_Exercise goal_.
Find the string "this" in the listing and report every line that has it.

Entries from a dataset:
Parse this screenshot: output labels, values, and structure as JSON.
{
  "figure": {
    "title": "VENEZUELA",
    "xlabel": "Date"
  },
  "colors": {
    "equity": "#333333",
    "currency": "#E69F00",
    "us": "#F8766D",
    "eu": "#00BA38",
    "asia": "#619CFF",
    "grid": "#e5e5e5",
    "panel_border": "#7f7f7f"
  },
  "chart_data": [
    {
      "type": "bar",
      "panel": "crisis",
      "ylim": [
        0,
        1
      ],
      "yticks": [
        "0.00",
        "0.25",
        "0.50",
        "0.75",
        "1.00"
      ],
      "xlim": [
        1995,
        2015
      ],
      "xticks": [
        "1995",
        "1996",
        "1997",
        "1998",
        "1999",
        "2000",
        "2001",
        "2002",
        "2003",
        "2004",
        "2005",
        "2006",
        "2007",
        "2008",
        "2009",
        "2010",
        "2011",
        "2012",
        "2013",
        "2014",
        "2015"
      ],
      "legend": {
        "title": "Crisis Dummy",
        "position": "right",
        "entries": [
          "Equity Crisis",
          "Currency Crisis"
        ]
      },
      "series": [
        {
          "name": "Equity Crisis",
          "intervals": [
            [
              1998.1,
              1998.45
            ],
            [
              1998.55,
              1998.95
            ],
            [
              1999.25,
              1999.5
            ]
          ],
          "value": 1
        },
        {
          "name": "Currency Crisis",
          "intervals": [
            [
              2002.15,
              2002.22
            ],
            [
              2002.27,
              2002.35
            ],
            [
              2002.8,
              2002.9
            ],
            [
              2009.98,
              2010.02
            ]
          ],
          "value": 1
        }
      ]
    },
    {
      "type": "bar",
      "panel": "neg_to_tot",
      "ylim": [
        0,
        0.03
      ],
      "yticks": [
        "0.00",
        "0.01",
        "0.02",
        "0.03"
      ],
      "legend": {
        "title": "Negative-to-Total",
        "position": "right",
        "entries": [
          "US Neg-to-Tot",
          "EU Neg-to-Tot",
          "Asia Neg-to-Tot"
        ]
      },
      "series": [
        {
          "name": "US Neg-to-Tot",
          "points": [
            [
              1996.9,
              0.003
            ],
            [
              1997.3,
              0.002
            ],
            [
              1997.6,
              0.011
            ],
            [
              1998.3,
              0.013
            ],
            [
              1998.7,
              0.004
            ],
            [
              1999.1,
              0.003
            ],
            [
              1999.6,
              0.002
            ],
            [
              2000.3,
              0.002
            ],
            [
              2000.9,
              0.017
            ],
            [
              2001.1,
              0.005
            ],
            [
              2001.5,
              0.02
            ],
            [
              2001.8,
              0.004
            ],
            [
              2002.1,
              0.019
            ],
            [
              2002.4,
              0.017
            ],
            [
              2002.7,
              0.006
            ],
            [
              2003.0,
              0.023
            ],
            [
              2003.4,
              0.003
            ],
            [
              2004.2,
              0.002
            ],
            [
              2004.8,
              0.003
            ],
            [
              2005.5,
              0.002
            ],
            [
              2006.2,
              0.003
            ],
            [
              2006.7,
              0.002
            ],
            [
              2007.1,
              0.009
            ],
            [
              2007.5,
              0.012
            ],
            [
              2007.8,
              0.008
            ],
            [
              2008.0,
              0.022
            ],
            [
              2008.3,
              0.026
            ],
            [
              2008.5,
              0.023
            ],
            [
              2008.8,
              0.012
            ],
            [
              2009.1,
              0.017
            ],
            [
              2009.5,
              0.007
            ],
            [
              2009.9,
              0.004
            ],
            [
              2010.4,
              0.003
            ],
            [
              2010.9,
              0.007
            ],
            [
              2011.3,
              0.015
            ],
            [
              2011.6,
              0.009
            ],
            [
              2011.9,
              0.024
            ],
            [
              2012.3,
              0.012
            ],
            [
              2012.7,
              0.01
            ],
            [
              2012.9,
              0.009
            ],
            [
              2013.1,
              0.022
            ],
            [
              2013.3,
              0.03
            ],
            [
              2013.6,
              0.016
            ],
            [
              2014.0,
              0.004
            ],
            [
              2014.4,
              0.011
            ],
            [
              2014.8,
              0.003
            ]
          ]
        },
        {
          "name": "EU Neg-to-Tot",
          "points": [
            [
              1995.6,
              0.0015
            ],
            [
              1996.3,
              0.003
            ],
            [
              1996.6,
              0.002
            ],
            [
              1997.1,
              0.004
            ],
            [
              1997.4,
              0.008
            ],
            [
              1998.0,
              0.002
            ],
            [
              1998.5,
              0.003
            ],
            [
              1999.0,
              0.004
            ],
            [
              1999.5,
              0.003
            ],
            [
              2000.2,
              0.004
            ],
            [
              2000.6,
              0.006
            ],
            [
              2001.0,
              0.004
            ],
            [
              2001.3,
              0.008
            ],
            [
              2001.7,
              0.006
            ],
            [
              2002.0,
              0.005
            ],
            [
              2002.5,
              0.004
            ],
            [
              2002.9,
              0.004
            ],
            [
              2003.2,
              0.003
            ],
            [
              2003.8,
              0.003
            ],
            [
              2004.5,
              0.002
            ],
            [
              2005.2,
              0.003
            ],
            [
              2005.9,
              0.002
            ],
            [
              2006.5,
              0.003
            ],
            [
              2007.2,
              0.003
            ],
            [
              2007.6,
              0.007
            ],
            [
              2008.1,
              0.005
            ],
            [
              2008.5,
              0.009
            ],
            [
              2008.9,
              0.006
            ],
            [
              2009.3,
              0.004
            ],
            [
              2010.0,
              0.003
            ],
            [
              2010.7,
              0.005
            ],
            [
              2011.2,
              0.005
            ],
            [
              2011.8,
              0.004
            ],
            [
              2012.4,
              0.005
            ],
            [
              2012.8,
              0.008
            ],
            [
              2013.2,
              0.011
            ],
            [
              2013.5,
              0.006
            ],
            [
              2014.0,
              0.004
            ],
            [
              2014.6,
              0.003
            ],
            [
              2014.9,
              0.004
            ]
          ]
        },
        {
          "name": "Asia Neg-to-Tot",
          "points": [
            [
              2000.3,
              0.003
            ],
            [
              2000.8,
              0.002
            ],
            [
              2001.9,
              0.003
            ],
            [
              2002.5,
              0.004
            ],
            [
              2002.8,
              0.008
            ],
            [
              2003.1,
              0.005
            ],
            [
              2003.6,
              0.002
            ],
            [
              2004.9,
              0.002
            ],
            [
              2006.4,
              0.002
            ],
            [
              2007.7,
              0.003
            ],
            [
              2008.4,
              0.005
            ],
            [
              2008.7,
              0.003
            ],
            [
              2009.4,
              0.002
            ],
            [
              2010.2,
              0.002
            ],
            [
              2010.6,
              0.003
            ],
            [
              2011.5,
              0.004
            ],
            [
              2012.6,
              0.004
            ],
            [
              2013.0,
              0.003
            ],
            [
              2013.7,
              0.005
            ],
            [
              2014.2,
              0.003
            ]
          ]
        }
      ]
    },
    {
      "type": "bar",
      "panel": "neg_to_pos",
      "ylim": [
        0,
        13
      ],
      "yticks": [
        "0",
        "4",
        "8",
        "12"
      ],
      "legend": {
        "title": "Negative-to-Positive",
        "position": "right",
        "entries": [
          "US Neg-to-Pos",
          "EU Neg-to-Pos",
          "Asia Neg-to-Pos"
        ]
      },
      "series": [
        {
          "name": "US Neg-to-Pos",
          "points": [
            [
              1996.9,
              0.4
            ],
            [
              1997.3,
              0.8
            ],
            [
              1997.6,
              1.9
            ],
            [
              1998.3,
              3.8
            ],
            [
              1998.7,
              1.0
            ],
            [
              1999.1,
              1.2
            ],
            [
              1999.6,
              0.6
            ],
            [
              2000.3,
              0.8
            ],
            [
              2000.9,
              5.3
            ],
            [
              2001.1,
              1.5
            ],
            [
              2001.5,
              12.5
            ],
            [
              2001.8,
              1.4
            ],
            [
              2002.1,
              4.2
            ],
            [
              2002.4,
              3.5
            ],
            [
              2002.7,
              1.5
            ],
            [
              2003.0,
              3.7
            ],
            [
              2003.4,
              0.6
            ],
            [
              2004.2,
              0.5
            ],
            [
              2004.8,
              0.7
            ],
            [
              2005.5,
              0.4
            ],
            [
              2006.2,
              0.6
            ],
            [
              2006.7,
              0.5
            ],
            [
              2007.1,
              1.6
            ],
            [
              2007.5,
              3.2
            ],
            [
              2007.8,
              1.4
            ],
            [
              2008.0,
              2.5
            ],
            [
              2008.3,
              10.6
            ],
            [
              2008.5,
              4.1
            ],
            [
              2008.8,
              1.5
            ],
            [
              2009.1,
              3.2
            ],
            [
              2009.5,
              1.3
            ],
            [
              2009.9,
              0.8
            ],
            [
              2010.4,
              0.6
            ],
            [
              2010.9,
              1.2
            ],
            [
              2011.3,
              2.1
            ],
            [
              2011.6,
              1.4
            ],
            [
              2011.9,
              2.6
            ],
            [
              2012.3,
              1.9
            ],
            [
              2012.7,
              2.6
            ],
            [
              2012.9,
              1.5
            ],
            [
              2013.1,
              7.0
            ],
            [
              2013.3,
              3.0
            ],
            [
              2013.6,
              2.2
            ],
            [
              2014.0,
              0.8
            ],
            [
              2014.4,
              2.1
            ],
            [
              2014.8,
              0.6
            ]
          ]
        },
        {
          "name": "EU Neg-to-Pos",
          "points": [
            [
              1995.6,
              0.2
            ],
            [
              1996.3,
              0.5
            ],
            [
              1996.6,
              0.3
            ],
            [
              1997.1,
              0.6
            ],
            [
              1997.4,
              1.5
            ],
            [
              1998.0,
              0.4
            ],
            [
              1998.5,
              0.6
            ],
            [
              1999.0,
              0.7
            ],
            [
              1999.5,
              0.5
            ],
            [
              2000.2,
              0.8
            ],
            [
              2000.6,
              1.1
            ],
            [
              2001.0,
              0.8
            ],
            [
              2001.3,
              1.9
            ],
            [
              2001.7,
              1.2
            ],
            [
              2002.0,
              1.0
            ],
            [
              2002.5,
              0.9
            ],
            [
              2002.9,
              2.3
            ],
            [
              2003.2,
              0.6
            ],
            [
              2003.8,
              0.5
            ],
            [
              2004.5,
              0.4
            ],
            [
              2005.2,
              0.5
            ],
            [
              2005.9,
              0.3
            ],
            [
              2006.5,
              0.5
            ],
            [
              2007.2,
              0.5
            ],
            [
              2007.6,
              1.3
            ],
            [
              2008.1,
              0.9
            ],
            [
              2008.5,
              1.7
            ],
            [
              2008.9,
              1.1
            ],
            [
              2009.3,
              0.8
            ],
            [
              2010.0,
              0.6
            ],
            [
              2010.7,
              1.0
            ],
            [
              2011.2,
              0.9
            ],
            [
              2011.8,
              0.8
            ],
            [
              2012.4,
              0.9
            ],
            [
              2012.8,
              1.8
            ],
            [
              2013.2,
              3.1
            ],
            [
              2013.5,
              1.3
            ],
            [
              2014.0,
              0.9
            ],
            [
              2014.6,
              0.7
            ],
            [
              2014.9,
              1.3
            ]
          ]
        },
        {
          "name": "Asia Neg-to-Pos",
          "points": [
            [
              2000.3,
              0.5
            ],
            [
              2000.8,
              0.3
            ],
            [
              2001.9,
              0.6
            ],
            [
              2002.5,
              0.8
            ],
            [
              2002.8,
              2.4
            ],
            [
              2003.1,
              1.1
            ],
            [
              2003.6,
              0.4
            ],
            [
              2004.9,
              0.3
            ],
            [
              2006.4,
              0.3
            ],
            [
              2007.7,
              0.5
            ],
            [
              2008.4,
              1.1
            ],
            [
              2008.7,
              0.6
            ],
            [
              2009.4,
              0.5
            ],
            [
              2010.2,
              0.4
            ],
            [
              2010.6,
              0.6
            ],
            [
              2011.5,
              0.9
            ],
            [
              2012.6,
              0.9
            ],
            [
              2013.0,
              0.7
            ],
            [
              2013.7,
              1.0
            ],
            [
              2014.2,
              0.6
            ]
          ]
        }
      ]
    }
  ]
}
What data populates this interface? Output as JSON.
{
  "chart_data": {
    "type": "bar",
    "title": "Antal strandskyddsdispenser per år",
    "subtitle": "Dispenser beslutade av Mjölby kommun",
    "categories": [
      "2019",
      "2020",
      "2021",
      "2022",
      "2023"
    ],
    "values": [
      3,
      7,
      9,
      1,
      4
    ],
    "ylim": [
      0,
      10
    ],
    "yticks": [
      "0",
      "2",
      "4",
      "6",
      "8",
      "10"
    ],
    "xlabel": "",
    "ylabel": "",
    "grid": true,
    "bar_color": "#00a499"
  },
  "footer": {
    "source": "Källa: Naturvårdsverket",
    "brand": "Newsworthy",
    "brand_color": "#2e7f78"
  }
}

_Full output_.
Parse this screenshot: output labels, values, and structure as JSON.
What data populates this interface? Output as JSON.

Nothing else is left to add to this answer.